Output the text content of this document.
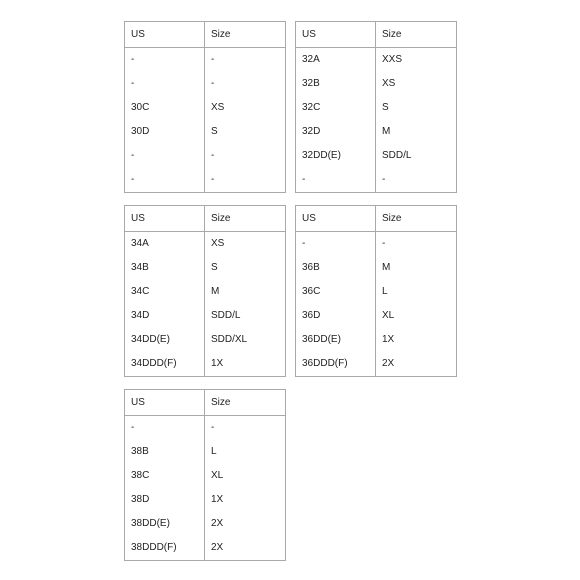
US	Size
-	-
-	-
30C	XS
30D	S
-	-
-	-
US	Size
32A	XXS
32B	XS
32C	S
32D	M
32DD(E)	SDD/L
-	-
US	Size
34A	XS
34B	S
34C	M
34D	SDD/L
34DD(E)	SDD/XL
34DDD(F)	1X
US	Size
-	-
36B	M
36C	L
36D	XL
36DD(E)	1X
36DDD(F)	2X
US	Size
-	-
38B	L
38C	XL
38D	1X
38DD(E)	2X
38DDD(F)	2X
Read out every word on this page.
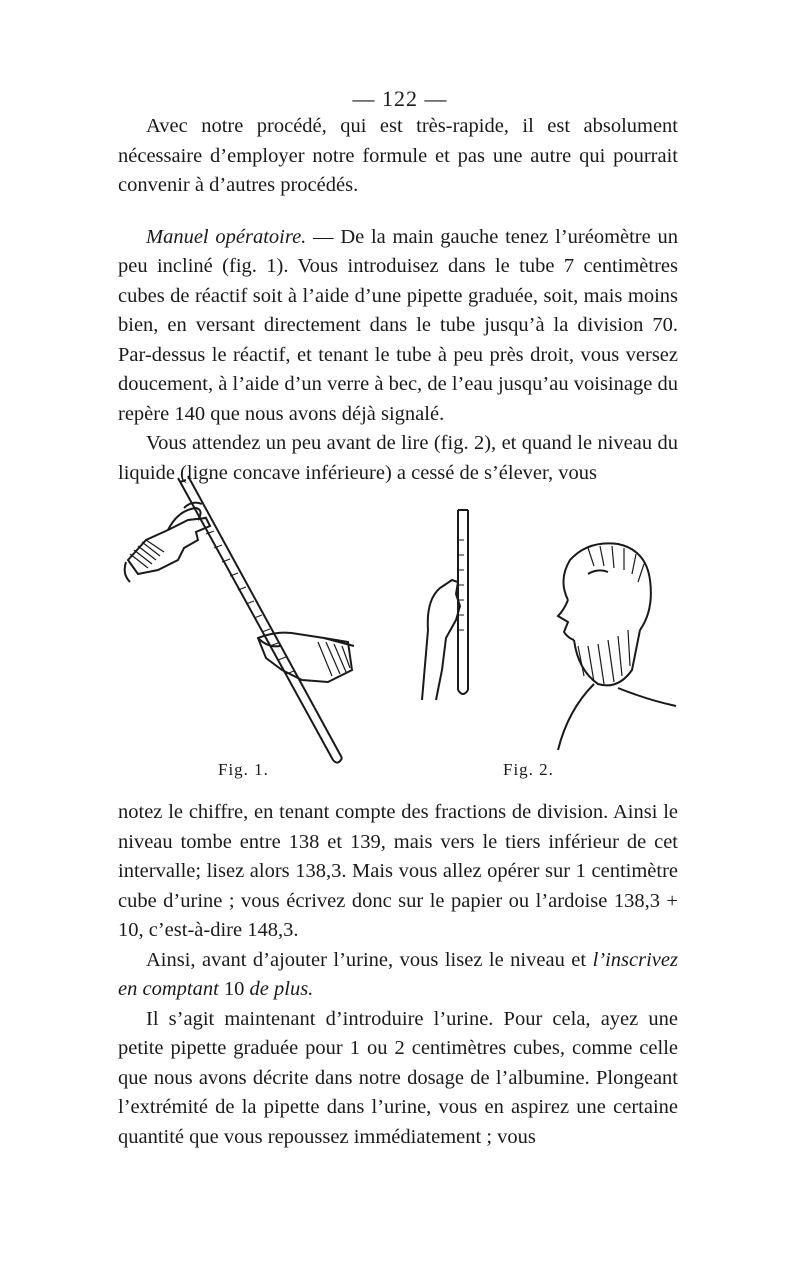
— 122 —

Avec notre procédé, qui est très-rapide, il est absolument nécessaire d’employer notre formule et pas une autre qui pourrait convenir à d’autres procédés.

Manuel opératoire. — De la main gauche tenez l’uréomètre un peu incliné (fig. 1). Vous introduisez dans le tube 7 centimètres cubes de réactif soit à l’aide d’une pipette graduée, soit, mais moins bien, en versant directement dans le tube jusqu’à la division 70. Par-dessus le réactif, et tenant le tube à peu près droit, vous versez doucement, à l’aide d’un verre à bec, de l’eau jusqu’au voisinage du repère 140 que nous avons déjà signalé.

Vous attendez un peu avant de lire (fig. 2), et quand le niveau du liquide (ligne concave inférieure) a cessé de s’élever, vous

Fig. 1.	Fig. 2.

notez le chiffre, en tenant compte des fractions de division. Ainsi le niveau tombe entre 138 et 139, mais vers le tiers inférieur de cet intervalle; lisez alors 138,3. Mais vous allez opérer sur 1 centimètre cube d’urine ; vous écrivez donc sur le papier ou l’ardoise 138,3 + 10, c’est-à-dire 148,3.

Ainsi, avant d’ajouter l’urine, vous lisez le niveau et l’inscrivez en comptant 10 de plus.

Il s’agit maintenant d’introduire l’urine. Pour cela, ayez une petite pipette graduée pour 1 ou 2 centimètres cubes, comme celle que nous avons décrite dans notre dosage de l’albumine. Plongeant l’extrémité de la pipette dans l’urine, vous en aspirez une certaine quantité que vous repoussez immédiatement ; vous
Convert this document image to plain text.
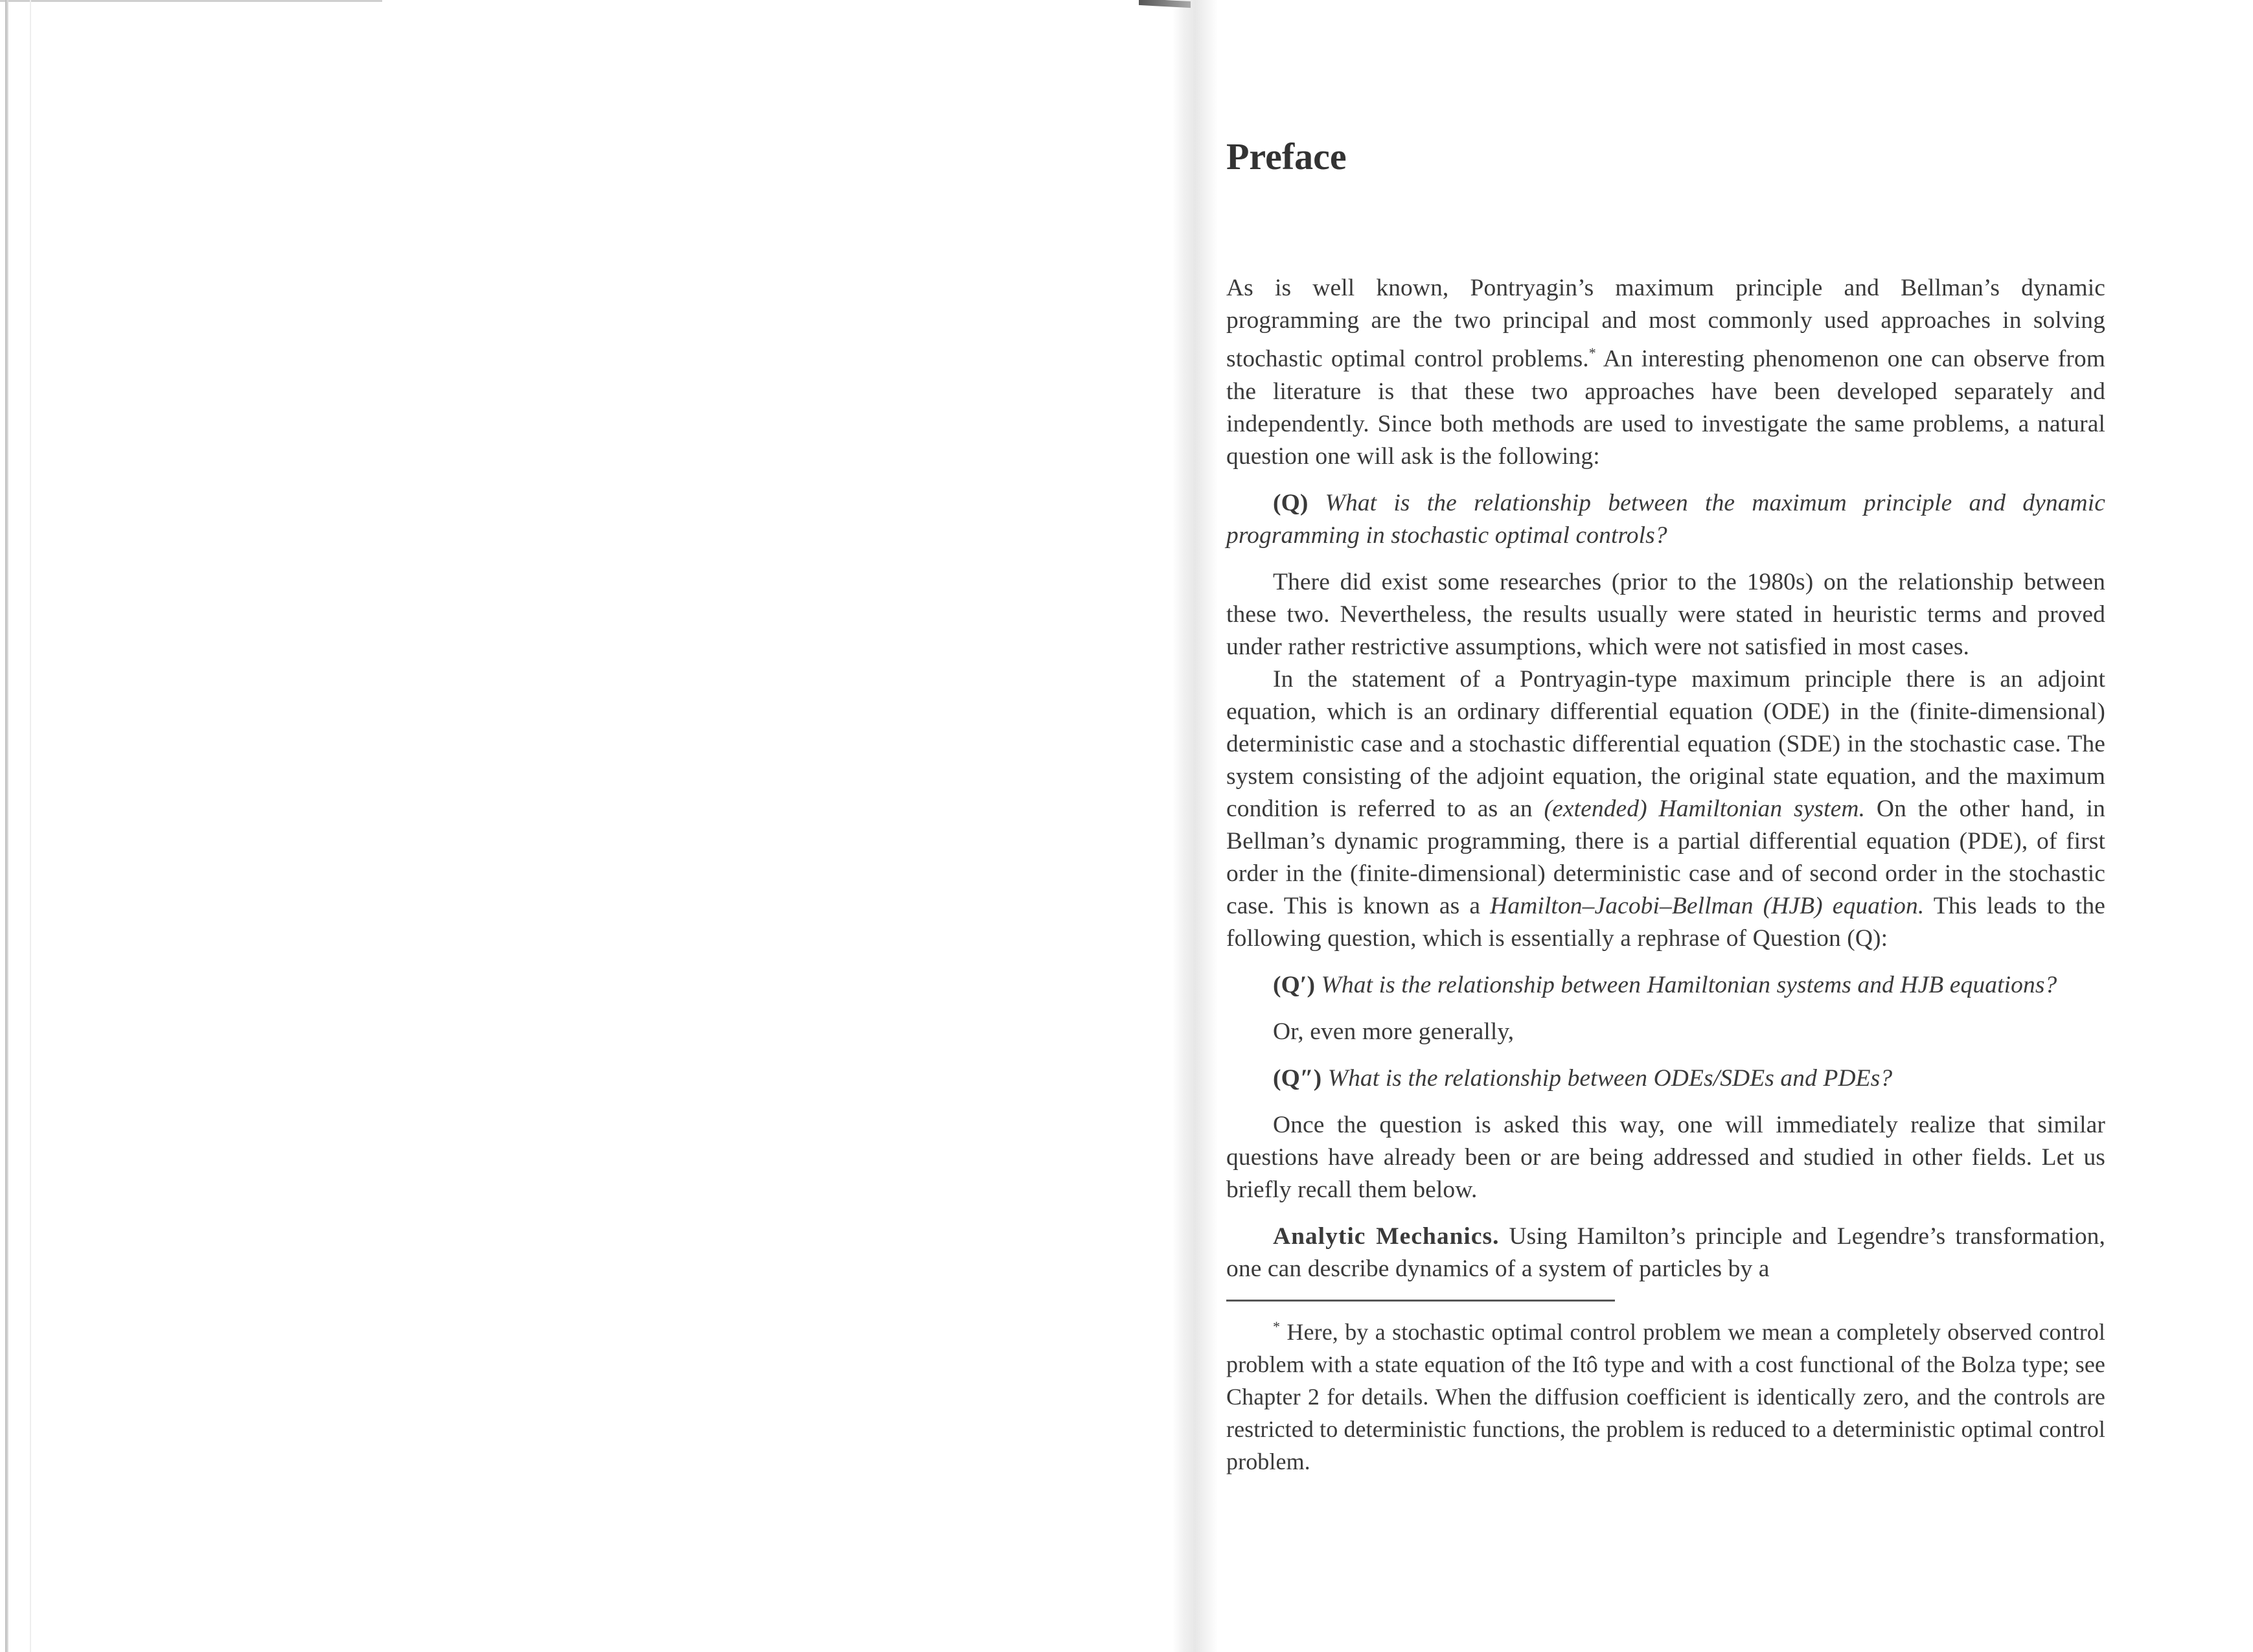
Preface

As is well known, Pontryagin’s maximum principle and Bellman’s dynamic programming are the two principal and most commonly used approaches in solving stochastic optimal control problems.* An interesting phenomenon one can observe from the literature is that these two approaches have been developed separately and independently. Since both methods are used to investigate the same problems, a natural question one will ask is the following:

(Q) What is the relationship between the maximum principle and dynamic programming in stochastic optimal controls?

There did exist some researches (prior to the 1980s) on the relationship between these two. Nevertheless, the results usually were stated in heuristic terms and proved under rather restrictive assumptions, which were not satisfied in most cases.

In the statement of a Pontryagin-type maximum principle there is an adjoint equation, which is an ordinary differential equation (ODE) in the (finite-dimensional) deterministic case and a stochastic differential equation (SDE) in the stochastic case. The system consisting of the adjoint equation, the original state equation, and the maximum condition is referred to as an (extended) Hamiltonian system. On the other hand, in Bellman’s dynamic programming, there is a partial differential equation (PDE), of first order in the (finite-dimensional) deterministic case and of second order in the stochastic case. This is known as a Hamilton–Jacobi–Bellman (HJB) equation. This leads to the following question, which is essentially a rephrase of Question (Q):

(Q′) What is the relationship between Hamiltonian systems and HJB equations?

Or, even more generally,

(Q″) What is the relationship between ODEs/SDEs and PDEs?

Once the question is asked this way, one will immediately realize that similar questions have already been or are being addressed and studied in other fields. Let us briefly recall them below.

Analytic Mechanics. Using Hamilton’s principle and Legendre’s transformation, one can describe dynamics of a system of particles by a

* Here, by a stochastic optimal control problem we mean a completely observed control problem with a state equation of the Itô type and with a cost functional of the Bolza type; see Chapter 2 for details. When the diffusion coefficient is identically zero, and the controls are restricted to deterministic functions, the problem is reduced to a deterministic optimal control problem.
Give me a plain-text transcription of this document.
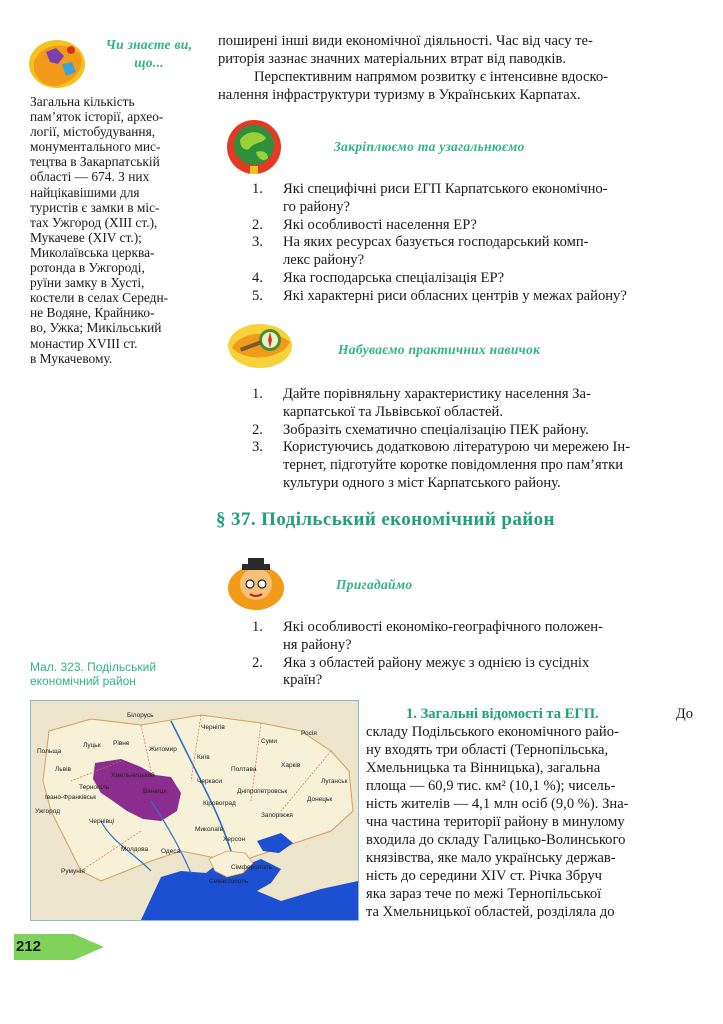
Чи знаєте ви, що...
Загальна кількість
пам’яток історії, архео-
логії, містобудування,
монументального мис-
тецтва в Закарпатській
області — 674. З них
найцікавішими для
туристів є замки в міс-
тах Ужгород (XIII ст.),
Мукачеве (XIV ст.);
Миколаївська церква-
ротонда в Ужгороді,
руїни замку в Хусті,
костели в селах Середн-
не Водяне, Крайнико-
во, Ужка; Микільський
монастир XVIII ст.
в Мукачевому.
поширені інші види економічної діяльності. Час від часу те-
риторія зазнає значних матеріальних втрат від паводків.
Перспективним напрямом розвитку є інтенсивне вдоско-
налення інфраструктури туризму в Українських Карпатах.
Закріплюємо та узагальнюємо
1. Які специфічні риси ЕГП Карпатського економічно-
го району?
2. Які особливості населення ЕР?
3. На яких ресурсах базується господарський комп-
лекс району?
4. Яка господарська спеціалізація ЕР?
5. Які характерні риси обласних центрів у межах району?
Набуваємо практичних навичок
1. Дайте порівняльну характеристику населення За-
карпатської та Львівської областей.
2. Зобразіть схематично спеціалізацію ПЕК району.
3. Користуючись додатковою літературою чи мережею Ін-
тернет, підготуйте коротке повідомлення про пам’ятки
культури одного з міст Карпатського району.
§ 37. Подільський економічний район
Пригадаймо
1. Які особливості економіко-географічного положен-
ня району?
2. Яка з областей району межує з однією із сусідніх
країн?
Мал. 323. Подільський
економічний район
Білорусь
Росія
Польща
Молдова
Румунія
Луцьк Рівне
Житомир
Київ
Чернігів
Суми
Полтава
Харків
Львів
Тернопіль
Хмельницький
Вінниця
Черкаси
Кіровоград
Дніпропетровськ
Запоріжжя
Донецьк
Луганськ
Одеса
Миколаїв
Херсон
Ужгород
Чернівці
Івано-Франківськ
Сімферополь
Севастополь
1. Загальні відомості та ЕГП.	До
складу Подільського економічного райо-
ну входять три області (Тернопільська,
Хмельницька та Вінницька), загальна
площа — 60,9 тис. км² (10,1 %); чисель-
ність жителів — 4,1 млн осіб (9,0 %). Зна-
чна частина території району в минулому
входила до складу Галицько-Волинського
князівства, яке мало українську держав-
ність до середини XIV ст. Річка Збруч
яка зараз тече по межі Тернопільської
та Хмельницької областей, розділяла до
212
_____
Pull out each line of the listing that holds the string "Карпатського".

Solution to this task:
1. Які специфічні риси ЕГП Карпатського економічно-
культури одного з міст Карпатського району.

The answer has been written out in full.